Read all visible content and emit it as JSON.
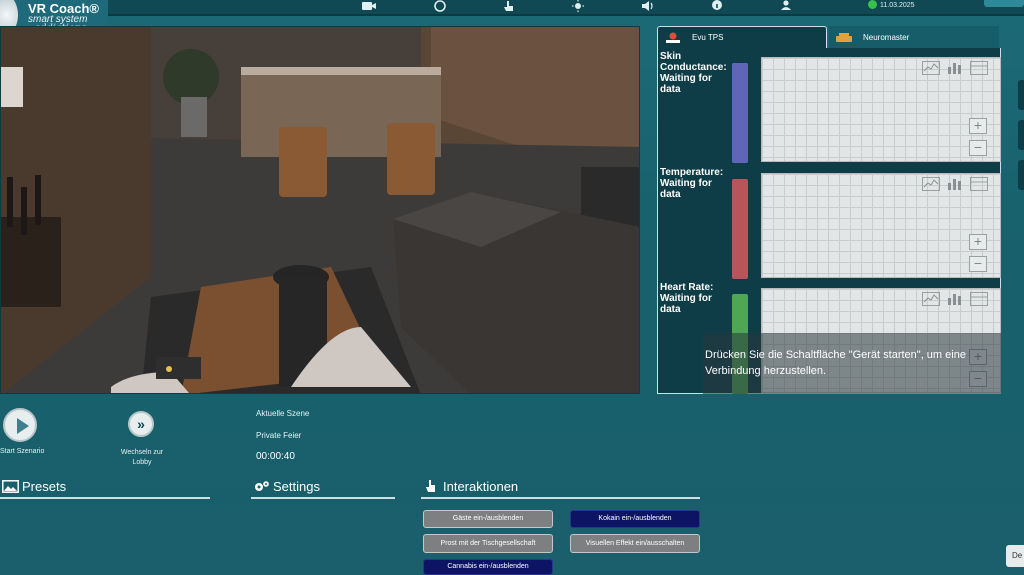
{
  "app": {
    "logo_line1": "VR Coach®",
    "logo_line2": "smart system",
    "logo_line3": "addictions"
  },
  "topbar": {
    "date": "11.03.2025",
    "icons": [
      "camera-icon",
      "sync-icon",
      "hand-pointer-icon",
      "brightness-icon",
      "volume-icon",
      "info-icon",
      "user-icon"
    ]
  },
  "sensors": {
    "tabs": [
      {
        "label": "Evu TPS",
        "icon": "tps-logo-icon",
        "active": true
      },
      {
        "label": "Neuromaster",
        "icon": "neuromaster-icon",
        "active": false
      }
    ],
    "items": [
      {
        "label": "Skin Conductance: Waiting for data",
        "color": "#5f66b8"
      },
      {
        "label": "Temperature: Waiting for data",
        "color": "#b8555b"
      },
      {
        "label": "Heart Rate: Waiting for data",
        "color": "#4fa655"
      }
    ],
    "overlay_message": "Drücken Sie die Schaltfläche \"Gerät starten\", um eine Verbindung herzustellen."
  },
  "controls": {
    "start_label": "Start Szenario",
    "lobby_label": "Wechseln zur Lobby",
    "current_scene_label": "Aktuelle Szene",
    "current_scene_name": "Private Feier",
    "timer": "00:00:40"
  },
  "sections": {
    "presets": "Presets",
    "settings": "Settings",
    "interactions": "Interaktionen"
  },
  "interactions": {
    "guests": "Gäste ein-/ausblenden",
    "cocaine": "Kokain ein-/ausblenden",
    "toast": "Prost mit der Tischgesellschaft",
    "visual_effect": "Visuellen Effekt ein/ausschalten",
    "cannabis": "Cannabis ein-/ausblenden"
  },
  "corner_button": "De"
}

# # #

_WRITTEN EXERCISE_
Gather, from the listing above, every line carrying the word "Waiting".

_FINAL RESULT_
        "label": "Skin Conductance: Waiting for data",
        "label": "Temperature: Waiting for data",
        "label": "Heart Rate: Waiting for data",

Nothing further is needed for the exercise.